- _Exercise objective_
Copy each line below without leaving any out.

○ ○ ○ ○

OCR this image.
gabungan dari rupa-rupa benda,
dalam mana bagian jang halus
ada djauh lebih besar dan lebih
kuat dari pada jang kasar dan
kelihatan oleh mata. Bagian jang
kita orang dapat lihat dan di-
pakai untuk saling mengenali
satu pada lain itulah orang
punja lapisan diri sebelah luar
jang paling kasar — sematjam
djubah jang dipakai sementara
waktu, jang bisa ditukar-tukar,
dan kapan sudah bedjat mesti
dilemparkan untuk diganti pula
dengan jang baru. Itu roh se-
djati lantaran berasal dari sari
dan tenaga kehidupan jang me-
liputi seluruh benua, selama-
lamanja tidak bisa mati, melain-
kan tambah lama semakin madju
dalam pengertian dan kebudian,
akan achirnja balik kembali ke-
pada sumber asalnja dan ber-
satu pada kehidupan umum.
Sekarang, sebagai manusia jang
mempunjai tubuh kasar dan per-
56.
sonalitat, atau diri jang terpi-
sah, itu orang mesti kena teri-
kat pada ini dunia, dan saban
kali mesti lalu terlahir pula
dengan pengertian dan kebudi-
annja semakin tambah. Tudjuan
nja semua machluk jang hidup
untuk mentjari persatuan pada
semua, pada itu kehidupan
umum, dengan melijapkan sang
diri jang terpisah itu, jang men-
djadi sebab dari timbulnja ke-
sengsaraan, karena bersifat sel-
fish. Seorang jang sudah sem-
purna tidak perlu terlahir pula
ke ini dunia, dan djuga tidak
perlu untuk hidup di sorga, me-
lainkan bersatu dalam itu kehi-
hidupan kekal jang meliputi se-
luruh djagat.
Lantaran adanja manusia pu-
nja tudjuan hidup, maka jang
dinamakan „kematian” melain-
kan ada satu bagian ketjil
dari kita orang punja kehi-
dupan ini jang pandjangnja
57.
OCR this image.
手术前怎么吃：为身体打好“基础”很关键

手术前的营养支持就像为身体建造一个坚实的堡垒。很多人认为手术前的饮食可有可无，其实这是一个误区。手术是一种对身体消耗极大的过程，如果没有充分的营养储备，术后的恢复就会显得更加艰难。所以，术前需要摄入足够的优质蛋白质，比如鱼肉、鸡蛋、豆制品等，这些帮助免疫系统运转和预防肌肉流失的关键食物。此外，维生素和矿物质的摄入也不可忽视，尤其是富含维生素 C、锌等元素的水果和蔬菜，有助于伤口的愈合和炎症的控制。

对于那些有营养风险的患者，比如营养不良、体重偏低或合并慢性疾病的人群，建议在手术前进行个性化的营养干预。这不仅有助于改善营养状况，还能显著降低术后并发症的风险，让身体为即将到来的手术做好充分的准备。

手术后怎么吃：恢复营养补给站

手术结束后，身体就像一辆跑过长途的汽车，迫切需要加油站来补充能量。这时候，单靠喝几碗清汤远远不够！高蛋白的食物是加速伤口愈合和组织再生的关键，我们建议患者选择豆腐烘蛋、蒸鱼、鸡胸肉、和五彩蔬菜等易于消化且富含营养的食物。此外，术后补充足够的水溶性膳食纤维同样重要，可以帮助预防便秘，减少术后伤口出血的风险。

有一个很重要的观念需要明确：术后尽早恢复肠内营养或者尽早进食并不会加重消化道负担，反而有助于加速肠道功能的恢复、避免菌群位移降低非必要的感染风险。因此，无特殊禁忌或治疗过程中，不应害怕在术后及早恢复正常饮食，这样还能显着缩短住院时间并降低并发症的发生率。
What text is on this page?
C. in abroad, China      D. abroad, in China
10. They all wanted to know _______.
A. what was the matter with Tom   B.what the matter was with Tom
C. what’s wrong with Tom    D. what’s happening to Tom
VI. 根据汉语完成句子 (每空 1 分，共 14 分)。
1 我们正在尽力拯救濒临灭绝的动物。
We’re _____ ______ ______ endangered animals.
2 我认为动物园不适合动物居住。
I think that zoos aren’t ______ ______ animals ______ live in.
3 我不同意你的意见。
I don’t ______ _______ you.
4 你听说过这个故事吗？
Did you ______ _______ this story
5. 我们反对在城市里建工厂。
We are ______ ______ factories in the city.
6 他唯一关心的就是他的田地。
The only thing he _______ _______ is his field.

○ ○ ○ ○

- _Solved problem_
OCR this image.
gabungan dari rupa-rupa benda,
dalam mana bagian jang halus
ada djauh lebih besar dan lebih
kuat dari pada jang kasar dan
kelihatan oleh mata. Bagian jang
kita orang dapat lihat dan di-
pakai untuk saling mengenali
satu pada lain itulah orang
punja lapisan diri sebelah luar
jang paling kasar — sematjam
djubah jang dipakai sementara
waktu, jang bisa ditukar-tukar,
dan kapan sudah bedjat mesti
dilemparkan untuk diganti pula
dengan jang baru. Itu roh se-
djati lantaran berasal dari sari
dan tenaga kehidupan jang me-
liputi seluruh benua, selama-
lamanja tidak bisa mati, melain-
kan tambah lama semakin madju
dalam pengertian dan kebudian,
akan achirnja balik kembali ke-
pada sumber asalnja dan ber-
satu pada kehidupan umum.
Sekarang, sebagai manusia jang
mempunjai tubuh kasar dan per-
56.
sonalitat, atau diri jang terpi-
sah, itu orang mesti kena teri-
kat pada ini dunia, dan saban
kali mesti lalu terlahir pula
dengan pengertian dan kebudi-
annja semakin tambah. Tudjuan
nja semua machluk jang hidup
untuk mentjari persatuan pada
semua, pada itu kehidupan
umum, dengan melijapkan sang
diri jang terpisah itu, jang men-
djadi sebab dari timbulnja ke-
sengsaraan, karena bersifat sel-
fish. Seorang jang sudah sem-
purna tidak perlu terlahir pula
ke ini dunia, dan djuga tidak
perlu untuk hidup di sorga, me-
lainkan bersatu dalam itu kehi-
hidupan kekal jang meliputi se-
luruh djagat.
Lantaran adanja manusia pu-
nja tudjuan hidup, maka jang
dinamakan „kematian” melain-
kan ada satu bagian ketjil
dari kita orang punja kehi-
dupan ini jang pandjangnja
57.
OCR this image.
手术前怎么吃：为身体打好“基础”很关键

手术前的营养支持就像为身体建造一个坚实的堡垒。很多人认为手术前的饮食可有可无，其实这是一个误区。手术是一种对身体消耗极大的过程，如果没有充分的营养储备，术后的恢复就会显得更加艰难。所以，术前需要摄入足够的优质蛋白质，比如鱼肉、鸡蛋、豆制品等，这些帮助免疫系统运转和预防肌肉流失的关键食物。此外，维生素和矿物质的摄入也不可忽视，尤其是富含维生素 C、锌等元素的水果和蔬菜，有助于伤口的愈合和炎症的控制。

对于那些有营养风险的患者，比如营养不良、体重偏低或合并慢性疾病的人群，建议在手术前进行个性化的营养干预。这不仅有助于改善营养状况，还能显著降低术后并发症的风险，让身体为即将到来的手术做好充分的准备。

手术后怎么吃：恢复营养补给站

手术结束后，身体就像一辆跑过长途的汽车，迫切需要加油站来补充能量。这时候，单靠喝几碗清汤远远不够！高蛋白的食物是加速伤口愈合和组织再生的关键，我们建议患者选择豆腐烘蛋、蒸鱼、鸡胸肉、和五彩蔬菜等易于消化且富含营养的食物。此外，术后补充足够的水溶性膳食纤维同样重要，可以帮助预防便秘，减少术后伤口出血的风险。

有一个很重要的观念需要明确：术后尽早恢复肠内营养或者尽早进食并不会加重消化道负担，反而有助于加速肠道功能的恢复、避免菌群位移降低非必要的感染风险。因此，无特殊禁忌或治疗过程中，不应害怕在术后及早恢复正常饮食，这样还能显着缩短住院时间并降低并发症的发生率。
What text is on this page?
C. in abroad, China      D. abroad, in China
10. They all wanted to know _______.
A. what was the matter with Tom   B.what the matter was with Tom
C. what’s wrong with Tom    D. what’s happening to Tom
VI. 根据汉语完成句子 (每空 1 分，共 14 分)。
1 我们正在尽力拯救濒临灭绝的动物。
We’re _____ ______ ______ endangered animals.
2 我认为动物园不适合动物居住。
I think that zoos aren’t ______ ______ animals ______ live in.
3 我不同意你的意见。
I don’t ______ _______ you.
4 你听说过这个故事吗？
Did you ______ _______ this story
5. 我们反对在城市里建工厂。
We are ______ ______ factories in the city.
6 他唯一关心的就是他的田地。
The only thing he _______ _______ is his field.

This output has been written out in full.